> **What this task involves**:
Write out the data again exactly, skipping every picture.

> **The data**:
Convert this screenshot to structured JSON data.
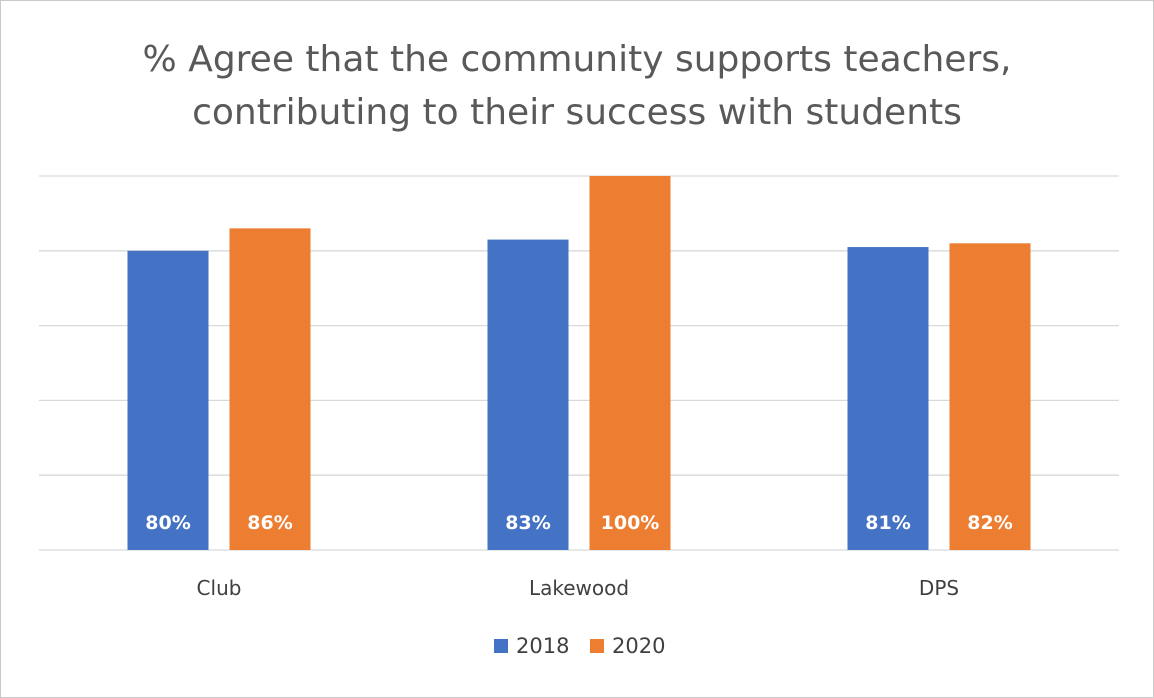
{
  "chart_data": {
    "type": "bar",
    "title": "% Agree that the community supports teachers, contributing to their success with students",
    "title_lines": [
      "% Agree that the community supports teachers,",
      "contributing to their success with students"
    ],
    "categories": [
      "Club",
      "Lakewood",
      "DPS"
    ],
    "series": [
      {
        "name": "2018",
        "color": "#4472C4",
        "values": [
          80,
          83,
          81
        ],
        "labels": [
          "80%",
          "83%",
          "81%"
        ]
      },
      {
        "name": "2020",
        "color": "#ED7D31",
        "values": [
          86,
          100,
          82
        ],
        "labels": [
          "86%",
          "100%",
          "82%"
        ]
      }
    ],
    "ylim": [
      0,
      100
    ],
    "grid": true,
    "y_tick_labels_visible": false,
    "legend_position": "bottom",
    "data_label_position": "inside-base",
    "data_label_color": "#FFFFFF"
  }
}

> **Correct output**:
Convert this screenshot to structured JSON data.
{
  "chart_data": {
    "type": "bar",
    "title": "% Agree that the community supports teachers, contributing to their success with students",
    "title_lines": [
      "% Agree that the community supports teachers,",
      "contributing to their success with students"
    ],
    "categories": [
      "Club",
      "Lakewood",
      "DPS"
    ],
    "series": [
      {
        "name": "2018",
        "color": "#4472C4",
        "values": [
          80,
          83,
          81
        ],
        "labels": [
          "80%",
          "83%",
          "81%"
        ]
      },
      {
        "name": "2020",
        "color": "#ED7D31",
        "values": [
          86,
          100,
          82
        ],
        "labels": [
          "86%",
          "100%",
          "82%"
        ]
      }
    ],
    "ylim": [
      0,
      100
    ],
    "grid": true,
    "y_tick_labels_visible": false,
    "legend_position": "bottom",
    "data_label_position": "inside-base",
    "data_label_color": "#FFFFFF"
  }
}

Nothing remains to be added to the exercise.